Task objective: Output the records exactly as they appear, with no pictures included.

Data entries
● ● ● ● ● ● ●
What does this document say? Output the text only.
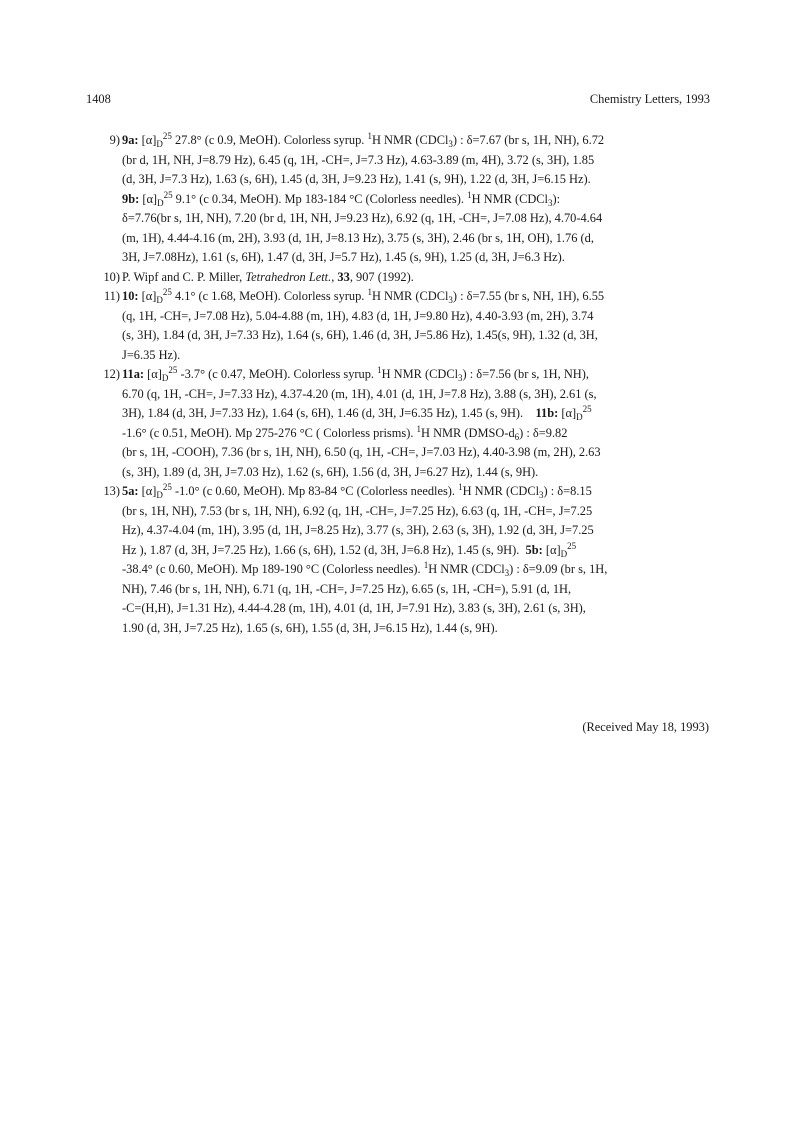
1408	Chemistry Letters, 1993
9) 9a: $[\alpha]_D^{25}$ 27.8° (c 0.9, MeOH). Colorless syrup. $^1$H NMR (CDCl$_3$) : δ=7.67 (br s, 1H, NH), 6.72
(br d, 1H, NH, J=8.79 Hz), 6.45 (q, 1H, -CH=, J=7.3 Hz), 4.63-3.89 (m, 4H), 3.72 (s, 3H), 1.85
(d, 3H, J=7.3 Hz), 1.63 (s, 6H), 1.45 (d, 3H, J=9.23 Hz), 1.41 (s, 9H), 1.22 (d, 3H, J=6.15 Hz).
9b: $[\alpha]_D^{25}$ 9.1° (c 0.34, MeOH). Mp 183-184 °C (Colorless needles). $^1$H NMR (CDCl$_3$):
δ=7.76(br s, 1H, NH), 7.20 (br d, 1H, NH, J=9.23 Hz), 6.92 (q, 1H, -CH=, J=7.08 Hz), 4.70-4.64
(m, 1H), 4.44-4.16 (m, 2H), 3.93 (d, 1H, J=8.13 Hz), 3.75 (s, 3H), 2.46 (br s, 1H, OH), 1.76 (d,
3H, J=7.08Hz), 1.61 (s, 6H), 1.47 (d, 3H, J=5.7 Hz), 1.45 (s, 9H), 1.25 (d, 3H, J=6.3 Hz).
10) P. Wipf and C. P. Miller, Tetrahedron Lett., 33, 907 (1992).
11) 10: $[\alpha]_D^{25}$ 4.1° (c 1.68, MeOH). Colorless syrup. $^1$H NMR (CDCl$_3$) : δ=7.55 (br s, NH, 1H), 6.55
(q, 1H, -CH=, J=7.08 Hz), 5.04-4.88 (m, 1H), 4.83 (d, 1H, J=9.80 Hz), 4.40-3.93 (m, 2H), 3.74
(s, 3H), 1.84 (d, 3H, J=7.33 Hz), 1.64 (s, 6H), 1.46 (d, 3H, J=5.86 Hz), 1.45(s, 9H), 1.32 (d, 3H,
J=6.35 Hz).
12) 11a: $[\alpha]_D^{25}$ -3.7° (c 0.47, MeOH). Colorless syrup. $^1$H NMR (CDCl$_3$) : δ=7.56 (br s, 1H, NH),
6.70 (q, 1H, -CH=, J=7.33 Hz), 4.37-4.20 (m, 1H), 4.01 (d, 1H, J=7.8 Hz), 3.88 (s, 3H), 2.61 (s,
3H), 1.84 (d, 3H, J=7.33 Hz), 1.64 (s, 6H), 1.46 (d, 3H, J=6.35 Hz), 1.45 (s, 9H).    11b: $[\alpha]_D^{25}$
-1.6° (c 0.51, MeOH). Mp 275-276 °C ( Colorless prisms). $^1$H NMR $(DMSO-d_6)$ : δ=9.82
(br s, 1H, -COOH), 7.36 (br s, 1H, NH), 6.50 (q, 1H, -CH=, J=7.03 Hz), 4.40-3.98 (m, 2H), 2.63
(s, 3H), 1.89 (d, 3H, J=7.03 Hz), 1.62 (s, 6H), 1.56 (d, 3H, J=6.27 Hz), 1.44 (s, 9H).
13) 5a: $[\alpha]_D^{25}$ -1.0° (c 0.60, MeOH). Mp 83-84 °C (Colorless needles). $^1$H NMR (CDCl$_3$) : δ=8.15
(br s, 1H, NH), 7.53 (br s, 1H, NH), 6.92 (q, 1H, -CH=, J=7.25 Hz), 6.63 (q, 1H, -CH=, J=7.25
Hz), 4.37-4.04 (m, 1H), 3.95 (d, 1H, J=8.25 Hz), 3.77 (s, 3H), 2.63 (s, 3H), 1.92 (d, 3H, J=7.25
Hz ), 1.87 (d, 3H, J=7.25 Hz), 1.66 (s, 6H), 1.52 (d, 3H, J=6.8 Hz), 1.45 (s, 9H).  5b: $[\alpha]_D^{25}$
-38.4° (c 0.60, MeOH). Mp 189-190 °C (Colorless needles). $^1$H NMR (CDCl$_3$) : δ=9.09 (br s, 1H,
NH), 7.46 (br s, 1H, NH), 6.71 (q, 1H, -CH=, J=7.25 Hz), 6.65 (s, 1H, -CH=), 5.91 (d, 1H,
-C=(H,H), J=1.31 Hz), 4.44-4.28 (m, 1H), 4.01 (d, 1H, J=7.91 Hz), 3.83 (s, 3H), 2.61 (s, 3H),
1.90 (d, 3H, J=7.25 Hz), 1.65 (s, 6H), 1.55 (d, 3H, J=6.15 Hz), 1.44 (s, 9H).
(Received May 18, 1993)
● ● ● ● ● ● ●
Answer to this problem:
What does this document say? Output the text only.
1408	Chemistry Letters, 1993
9) 9a: $[\alpha]_D^{25}$ 27.8° (c 0.9, MeOH). Colorless syrup. $^1$H NMR (CDCl$_3$) : δ=7.67 (br s, 1H, NH), 6.72
(br d, 1H, NH, J=8.79 Hz), 6.45 (q, 1H, -CH=, J=7.3 Hz), 4.63-3.89 (m, 4H), 3.72 (s, 3H), 1.85
(d, 3H, J=7.3 Hz), 1.63 (s, 6H), 1.45 (d, 3H, J=9.23 Hz), 1.41 (s, 9H), 1.22 (d, 3H, J=6.15 Hz).
9b: $[\alpha]_D^{25}$ 9.1° (c 0.34, MeOH). Mp 183-184 °C (Colorless needles). $^1$H NMR (CDCl$_3$):
δ=7.76(br s, 1H, NH), 7.20 (br d, 1H, NH, J=9.23 Hz), 6.92 (q, 1H, -CH=, J=7.08 Hz), 4.70-4.64
(m, 1H), 4.44-4.16 (m, 2H), 3.93 (d, 1H, J=8.13 Hz), 3.75 (s, 3H), 2.46 (br s, 1H, OH), 1.76 (d,
3H, J=7.08Hz), 1.61 (s, 6H), 1.47 (d, 3H, J=5.7 Hz), 1.45 (s, 9H), 1.25 (d, 3H, J=6.3 Hz).
10) P. Wipf and C. P. Miller, Tetrahedron Lett., 33, 907 (1992).
11) 10: $[\alpha]_D^{25}$ 4.1° (c 1.68, MeOH). Colorless syrup. $^1$H NMR (CDCl$_3$) : δ=7.55 (br s, NH, 1H), 6.55
(q, 1H, -CH=, J=7.08 Hz), 5.04-4.88 (m, 1H), 4.83 (d, 1H, J=9.80 Hz), 4.40-3.93 (m, 2H), 3.74
(s, 3H), 1.84 (d, 3H, J=7.33 Hz), 1.64 (s, 6H), 1.46 (d, 3H, J=5.86 Hz), 1.45(s, 9H), 1.32 (d, 3H,
J=6.35 Hz).
12) 11a: $[\alpha]_D^{25}$ -3.7° (c 0.47, MeOH). Colorless syrup. $^1$H NMR (CDCl$_3$) : δ=7.56 (br s, 1H, NH),
6.70 (q, 1H, -CH=, J=7.33 Hz), 4.37-4.20 (m, 1H), 4.01 (d, 1H, J=7.8 Hz), 3.88 (s, 3H), 2.61 (s,
3H), 1.84 (d, 3H, J=7.33 Hz), 1.64 (s, 6H), 1.46 (d, 3H, J=6.35 Hz), 1.45 (s, 9H).    11b: $[\alpha]_D^{25}$
-1.6° (c 0.51, MeOH). Mp 275-276 °C ( Colorless prisms). $^1$H NMR $(DMSO-d_6)$ : δ=9.82
(br s, 1H, -COOH), 7.36 (br s, 1H, NH), 6.50 (q, 1H, -CH=, J=7.03 Hz), 4.40-3.98 (m, 2H), 2.63
(s, 3H), 1.89 (d, 3H, J=7.03 Hz), 1.62 (s, 6H), 1.56 (d, 3H, J=6.27 Hz), 1.44 (s, 9H).
13) 5a: $[\alpha]_D^{25}$ -1.0° (c 0.60, MeOH). Mp 83-84 °C (Colorless needles). $^1$H NMR (CDCl$_3$) : δ=8.15
(br s, 1H, NH), 7.53 (br s, 1H, NH), 6.92 (q, 1H, -CH=, J=7.25 Hz), 6.63 (q, 1H, -CH=, J=7.25
Hz), 4.37-4.04 (m, 1H), 3.95 (d, 1H, J=8.25 Hz), 3.77 (s, 3H), 2.63 (s, 3H), 1.92 (d, 3H, J=7.25
Hz ), 1.87 (d, 3H, J=7.25 Hz), 1.66 (s, 6H), 1.52 (d, 3H, J=6.8 Hz), 1.45 (s, 9H).  5b: $[\alpha]_D^{25}$
-38.4° (c 0.60, MeOH). Mp 189-190 °C (Colorless needles). $^1$H NMR (CDCl$_3$) : δ=9.09 (br s, 1H,
NH), 7.46 (br s, 1H, NH), 6.71 (q, 1H, -CH=, J=7.25 Hz), 6.65 (s, 1H, -CH=), 5.91 (d, 1H,
-C=(H,H), J=1.31 Hz), 4.44-4.28 (m, 1H), 4.01 (d, 1H, J=7.91 Hz), 3.83 (s, 3H), 2.61 (s, 3H),
1.90 (d, 3H, J=7.25 Hz), 1.65 (s, 6H), 1.55 (d, 3H, J=6.15 Hz), 1.44 (s, 9H).
(Received May 18, 1993)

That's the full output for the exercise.